▶ _Aim_: Please transcribe the data that follows without the pictures, keeping every word the same.
>>>>>
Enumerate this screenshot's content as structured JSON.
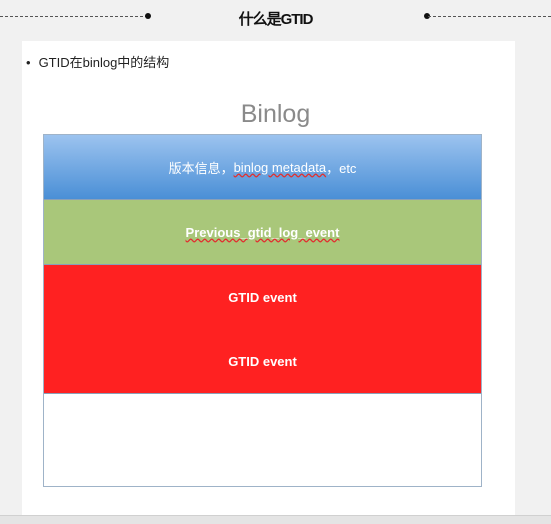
{
  "header": {
    "title": "什么是GTID"
  },
  "bullet": "GTID在binlog中的结构",
  "diagram": {
    "title": "Binlog",
    "rows": [
      {
        "label_prefix": "版本信息，",
        "label_main": "binlog metadata",
        "label_suffix": "，etc",
        "color": "#5b9bd5"
      },
      {
        "label_main": "Previous_gtid_log_event",
        "color": "#a9c77a"
      },
      {
        "label": "GTID event",
        "color": "#ff2121"
      },
      {
        "label": "GTID event",
        "color": "#ff2121"
      }
    ]
  }
}
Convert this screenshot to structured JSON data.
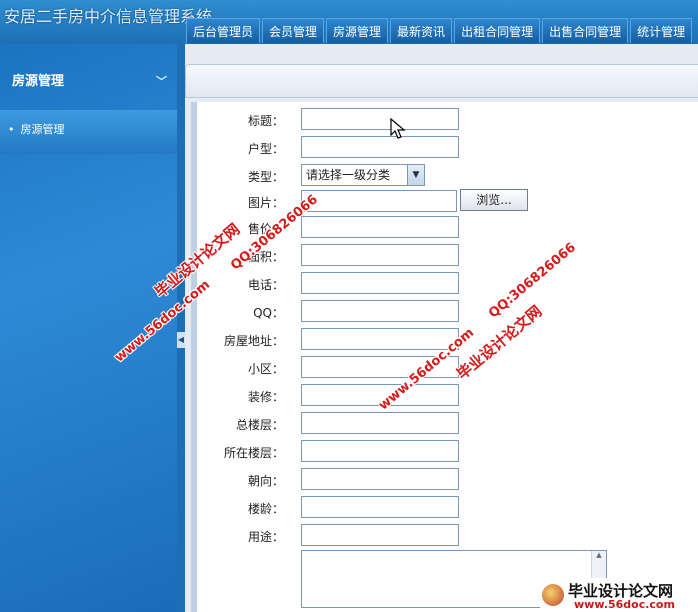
{
  "header": {
    "app_title": "安居二手房中介信息管理系统",
    "nav": [
      "后台管理员",
      "会员管理",
      "房源管理",
      "最新资讯",
      "出租合同管理",
      "出售合同管理",
      "统计管理"
    ]
  },
  "sidebar": {
    "title": "房源管理",
    "collapse_icon": "double-chevron-down-icon",
    "items": [
      {
        "label": "房源管理",
        "bullet": "•"
      }
    ]
  },
  "form": {
    "title_label": "标题：",
    "layout_label": "户型：",
    "type_label": "类型：",
    "type_selected": "请选择一级分类",
    "image_label": "图片：",
    "browse_label": "浏览...",
    "price_label": "售价：",
    "area_label": "面积：",
    "phone_label": "电话：",
    "qq_label": "QQ：",
    "address_label": "房屋地址：",
    "community_label": "小区：",
    "decoration_label": "装修：",
    "total_floors_label": "总楼层：",
    "floor_label": "所在楼层：",
    "orientation_label": "朝向：",
    "age_label": "楼龄：",
    "usage_label": "用途："
  },
  "watermarks": {
    "site": "毕业设计论文网",
    "url": "www.56doc.com",
    "qq": "QQ:306826066",
    "logo_title": "毕业设计论文网",
    "logo_url": "www.56doc.com"
  },
  "colors": {
    "accent": "#1c6fb5",
    "watermark": "#d61a1a"
  }
}
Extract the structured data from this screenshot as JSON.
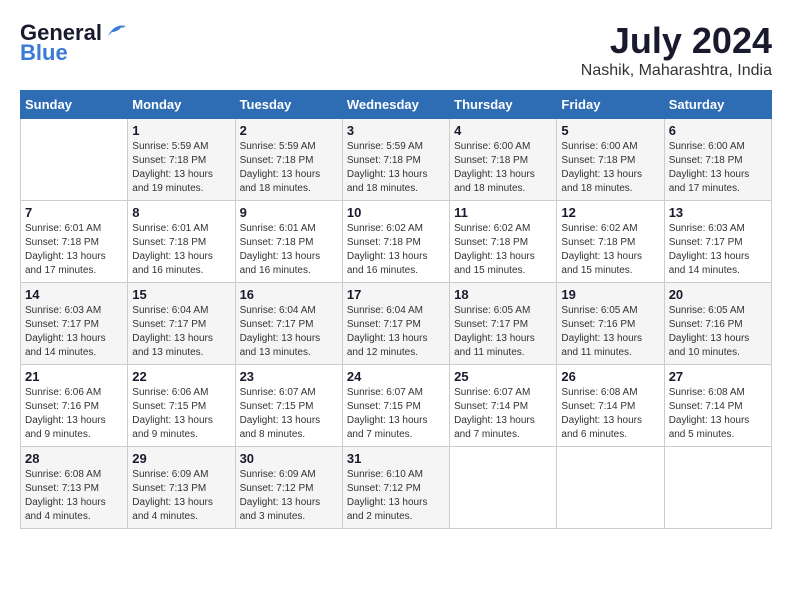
{
  "header": {
    "logo_general": "General",
    "logo_blue": "Blue",
    "month": "July 2024",
    "location": "Nashik, Maharashtra, India"
  },
  "weekdays": [
    "Sunday",
    "Monday",
    "Tuesday",
    "Wednesday",
    "Thursday",
    "Friday",
    "Saturday"
  ],
  "weeks": [
    [
      {
        "day": "",
        "info": ""
      },
      {
        "day": "1",
        "info": "Sunrise: 5:59 AM\nSunset: 7:18 PM\nDaylight: 13 hours\nand 19 minutes."
      },
      {
        "day": "2",
        "info": "Sunrise: 5:59 AM\nSunset: 7:18 PM\nDaylight: 13 hours\nand 18 minutes."
      },
      {
        "day": "3",
        "info": "Sunrise: 5:59 AM\nSunset: 7:18 PM\nDaylight: 13 hours\nand 18 minutes."
      },
      {
        "day": "4",
        "info": "Sunrise: 6:00 AM\nSunset: 7:18 PM\nDaylight: 13 hours\nand 18 minutes."
      },
      {
        "day": "5",
        "info": "Sunrise: 6:00 AM\nSunset: 7:18 PM\nDaylight: 13 hours\nand 18 minutes."
      },
      {
        "day": "6",
        "info": "Sunrise: 6:00 AM\nSunset: 7:18 PM\nDaylight: 13 hours\nand 17 minutes."
      }
    ],
    [
      {
        "day": "7",
        "info": ""
      },
      {
        "day": "8",
        "info": "Sunrise: 6:01 AM\nSunset: 7:18 PM\nDaylight: 13 hours\nand 16 minutes."
      },
      {
        "day": "9",
        "info": "Sunrise: 6:01 AM\nSunset: 7:18 PM\nDaylight: 13 hours\nand 16 minutes."
      },
      {
        "day": "10",
        "info": "Sunrise: 6:02 AM\nSunset: 7:18 PM\nDaylight: 13 hours\nand 16 minutes."
      },
      {
        "day": "11",
        "info": "Sunrise: 6:02 AM\nSunset: 7:18 PM\nDaylight: 13 hours\nand 15 minutes."
      },
      {
        "day": "12",
        "info": "Sunrise: 6:02 AM\nSunset: 7:18 PM\nDaylight: 13 hours\nand 15 minutes."
      },
      {
        "day": "13",
        "info": "Sunrise: 6:03 AM\nSunset: 7:17 PM\nDaylight: 13 hours\nand 14 minutes."
      }
    ],
    [
      {
        "day": "14",
        "info": ""
      },
      {
        "day": "15",
        "info": "Sunrise: 6:04 AM\nSunset: 7:17 PM\nDaylight: 13 hours\nand 13 minutes."
      },
      {
        "day": "16",
        "info": "Sunrise: 6:04 AM\nSunset: 7:17 PM\nDaylight: 13 hours\nand 13 minutes."
      },
      {
        "day": "17",
        "info": "Sunrise: 6:04 AM\nSunset: 7:17 PM\nDaylight: 13 hours\nand 12 minutes."
      },
      {
        "day": "18",
        "info": "Sunrise: 6:05 AM\nSunset: 7:17 PM\nDaylight: 13 hours\nand 11 minutes."
      },
      {
        "day": "19",
        "info": "Sunrise: 6:05 AM\nSunset: 7:16 PM\nDaylight: 13 hours\nand 11 minutes."
      },
      {
        "day": "20",
        "info": "Sunrise: 6:05 AM\nSunset: 7:16 PM\nDaylight: 13 hours\nand 10 minutes."
      }
    ],
    [
      {
        "day": "21",
        "info": ""
      },
      {
        "day": "22",
        "info": "Sunrise: 6:06 AM\nSunset: 7:15 PM\nDaylight: 13 hours\nand 9 minutes."
      },
      {
        "day": "23",
        "info": "Sunrise: 6:07 AM\nSunset: 7:15 PM\nDaylight: 13 hours\nand 8 minutes."
      },
      {
        "day": "24",
        "info": "Sunrise: 6:07 AM\nSunset: 7:15 PM\nDaylight: 13 hours\nand 7 minutes."
      },
      {
        "day": "25",
        "info": "Sunrise: 6:07 AM\nSunset: 7:14 PM\nDaylight: 13 hours\nand 7 minutes."
      },
      {
        "day": "26",
        "info": "Sunrise: 6:08 AM\nSunset: 7:14 PM\nDaylight: 13 hours\nand 6 minutes."
      },
      {
        "day": "27",
        "info": "Sunrise: 6:08 AM\nSunset: 7:14 PM\nDaylight: 13 hours\nand 5 minutes."
      }
    ],
    [
      {
        "day": "28",
        "info": "Sunrise: 6:08 AM\nSunset: 7:13 PM\nDaylight: 13 hours\nand 4 minutes."
      },
      {
        "day": "29",
        "info": "Sunrise: 6:09 AM\nSunset: 7:13 PM\nDaylight: 13 hours\nand 4 minutes."
      },
      {
        "day": "30",
        "info": "Sunrise: 6:09 AM\nSunset: 7:12 PM\nDaylight: 13 hours\nand 3 minutes."
      },
      {
        "day": "31",
        "info": "Sunrise: 6:10 AM\nSunset: 7:12 PM\nDaylight: 13 hours\nand 2 minutes."
      },
      {
        "day": "",
        "info": ""
      },
      {
        "day": "",
        "info": ""
      },
      {
        "day": "",
        "info": ""
      }
    ]
  ],
  "week7_sunday": {
    "day": "7",
    "info": "Sunrise: 6:01 AM\nSunset: 7:18 PM\nDaylight: 13 hours\nand 17 minutes."
  },
  "week3_sunday": {
    "day": "14",
    "info": "Sunrise: 6:03 AM\nSunset: 7:17 PM\nDaylight: 13 hours\nand 14 minutes."
  },
  "week4_sunday": {
    "day": "21",
    "info": "Sunrise: 6:06 AM\nSunset: 7:16 PM\nDaylight: 13 hours\nand 9 minutes."
  }
}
<<<<<
▶ _Task answer_:
Enumerate this screenshot's content as structured JSON.
{
  "header": {
    "title": "什么是GTID"
  },
  "bullet": "GTID在binlog中的结构",
  "diagram": {
    "title": "Binlog",
    "rows": [
      {
        "label_prefix": "版本信息，",
        "label_main": "binlog metadata",
        "label_suffix": "，etc",
        "color": "#5b9bd5"
      },
      {
        "label_main": "Previous_gtid_log_event",
        "color": "#a9c77a"
      },
      {
        "label": "GTID event",
        "color": "#ff2121"
      },
      {
        "label": "GTID event",
        "color": "#ff2121"
      }
    ]
  }
}
Convert this screenshot to structured JSON data.
{
  "header": {
    "app_title": "安居二手房中介信息管理系统",
    "nav": [
      "后台管理员",
      "会员管理",
      "房源管理",
      "最新资讯",
      "出租合同管理",
      "出售合同管理",
      "统计管理"
    ]
  },
  "sidebar": {
    "title": "房源管理",
    "collapse_icon": "double-chevron-down-icon",
    "items": [
      {
        "label": "房源管理",
        "bullet": "•"
      }
    ]
  },
  "form": {
    "title_label": "标题：",
    "layout_label": "户型：",
    "type_label": "类型：",
    "type_selected": "请选择一级分类",
    "image_label": "图片：",
    "browse_label": "浏览...",
    "price_label": "售价：",
    "area_label": "面积：",
    "phone_label": "电话：",
    "qq_label": "QQ：",
    "address_label": "房屋地址：",
    "community_label": "小区：",
    "decoration_label": "装修：",
    "total_floors_label": "总楼层：",
    "floor_label": "所在楼层：",
    "orientation_label": "朝向：",
    "age_label": "楼龄：",
    "usage_label": "用途："
  },
  "watermarks": {
    "site": "毕业设计论文网",
    "url": "www.56doc.com",
    "qq": "QQ:306826066",
    "logo_title": "毕业设计论文网",
    "logo_url": "www.56doc.com"
  },
  "colors": {
    "accent": "#1c6fb5",
    "watermark": "#d61a1a"
  }
}
Extract the structured data from this screenshot as JSON.
{
  "header": {
    "logo_general": "General",
    "logo_blue": "Blue",
    "month": "July 2024",
    "location": "Nashik, Maharashtra, India"
  },
  "weekdays": [
    "Sunday",
    "Monday",
    "Tuesday",
    "Wednesday",
    "Thursday",
    "Friday",
    "Saturday"
  ],
  "weeks": [
    [
      {
        "day": "",
        "info": ""
      },
      {
        "day": "1",
        "info": "Sunrise: 5:59 AM\nSunset: 7:18 PM\nDaylight: 13 hours\nand 19 minutes."
      },
      {
        "day": "2",
        "info": "Sunrise: 5:59 AM\nSunset: 7:18 PM\nDaylight: 13 hours\nand 18 minutes."
      },
      {
        "day": "3",
        "info": "Sunrise: 5:59 AM\nSunset: 7:18 PM\nDaylight: 13 hours\nand 18 minutes."
      },
      {
        "day": "4",
        "info": "Sunrise: 6:00 AM\nSunset: 7:18 PM\nDaylight: 13 hours\nand 18 minutes."
      },
      {
        "day": "5",
        "info": "Sunrise: 6:00 AM\nSunset: 7:18 PM\nDaylight: 13 hours\nand 18 minutes."
      },
      {
        "day": "6",
        "info": "Sunrise: 6:00 AM\nSunset: 7:18 PM\nDaylight: 13 hours\nand 17 minutes."
      }
    ],
    [
      {
        "day": "7",
        "info": ""
      },
      {
        "day": "8",
        "info": "Sunrise: 6:01 AM\nSunset: 7:18 PM\nDaylight: 13 hours\nand 16 minutes."
      },
      {
        "day": "9",
        "info": "Sunrise: 6:01 AM\nSunset: 7:18 PM\nDaylight: 13 hours\nand 16 minutes."
      },
      {
        "day": "10",
        "info": "Sunrise: 6:02 AM\nSunset: 7:18 PM\nDaylight: 13 hours\nand 16 minutes."
      },
      {
        "day": "11",
        "info": "Sunrise: 6:02 AM\nSunset: 7:18 PM\nDaylight: 13 hours\nand 15 minutes."
      },
      {
        "day": "12",
        "info": "Sunrise: 6:02 AM\nSunset: 7:18 PM\nDaylight: 13 hours\nand 15 minutes."
      },
      {
        "day": "13",
        "info": "Sunrise: 6:03 AM\nSunset: 7:17 PM\nDaylight: 13 hours\nand 14 minutes."
      }
    ],
    [
      {
        "day": "14",
        "info": ""
      },
      {
        "day": "15",
        "info": "Sunrise: 6:04 AM\nSunset: 7:17 PM\nDaylight: 13 hours\nand 13 minutes."
      },
      {
        "day": "16",
        "info": "Sunrise: 6:04 AM\nSunset: 7:17 PM\nDaylight: 13 hours\nand 13 minutes."
      },
      {
        "day": "17",
        "info": "Sunrise: 6:04 AM\nSunset: 7:17 PM\nDaylight: 13 hours\nand 12 minutes."
      },
      {
        "day": "18",
        "info": "Sunrise: 6:05 AM\nSunset: 7:17 PM\nDaylight: 13 hours\nand 11 minutes."
      },
      {
        "day": "19",
        "info": "Sunrise: 6:05 AM\nSunset: 7:16 PM\nDaylight: 13 hours\nand 11 minutes."
      },
      {
        "day": "20",
        "info": "Sunrise: 6:05 AM\nSunset: 7:16 PM\nDaylight: 13 hours\nand 10 minutes."
      }
    ],
    [
      {
        "day": "21",
        "info": ""
      },
      {
        "day": "22",
        "info": "Sunrise: 6:06 AM\nSunset: 7:15 PM\nDaylight: 13 hours\nand 9 minutes."
      },
      {
        "day": "23",
        "info": "Sunrise: 6:07 AM\nSunset: 7:15 PM\nDaylight: 13 hours\nand 8 minutes."
      },
      {
        "day": "24",
        "info": "Sunrise: 6:07 AM\nSunset: 7:15 PM\nDaylight: 13 hours\nand 7 minutes."
      },
      {
        "day": "25",
        "info": "Sunrise: 6:07 AM\nSunset: 7:14 PM\nDaylight: 13 hours\nand 7 minutes."
      },
      {
        "day": "26",
        "info": "Sunrise: 6:08 AM\nSunset: 7:14 PM\nDaylight: 13 hours\nand 6 minutes."
      },
      {
        "day": "27",
        "info": "Sunrise: 6:08 AM\nSunset: 7:14 PM\nDaylight: 13 hours\nand 5 minutes."
      }
    ],
    [
      {
        "day": "28",
        "info": "Sunrise: 6:08 AM\nSunset: 7:13 PM\nDaylight: 13 hours\nand 4 minutes."
      },
      {
        "day": "29",
        "info": "Sunrise: 6:09 AM\nSunset: 7:13 PM\nDaylight: 13 hours\nand 4 minutes."
      },
      {
        "day": "30",
        "info": "Sunrise: 6:09 AM\nSunset: 7:12 PM\nDaylight: 13 hours\nand 3 minutes."
      },
      {
        "day": "31",
        "info": "Sunrise: 6:10 AM\nSunset: 7:12 PM\nDaylight: 13 hours\nand 2 minutes."
      },
      {
        "day": "",
        "info": ""
      },
      {
        "day": "",
        "info": ""
      },
      {
        "day": "",
        "info": ""
      }
    ]
  ],
  "week7_sunday": {
    "day": "7",
    "info": "Sunrise: 6:01 AM\nSunset: 7:18 PM\nDaylight: 13 hours\nand 17 minutes."
  },
  "week3_sunday": {
    "day": "14",
    "info": "Sunrise: 6:03 AM\nSunset: 7:17 PM\nDaylight: 13 hours\nand 14 minutes."
  },
  "week4_sunday": {
    "day": "21",
    "info": "Sunrise: 6:06 AM\nSunset: 7:16 PM\nDaylight: 13 hours\nand 9 minutes."
  }
}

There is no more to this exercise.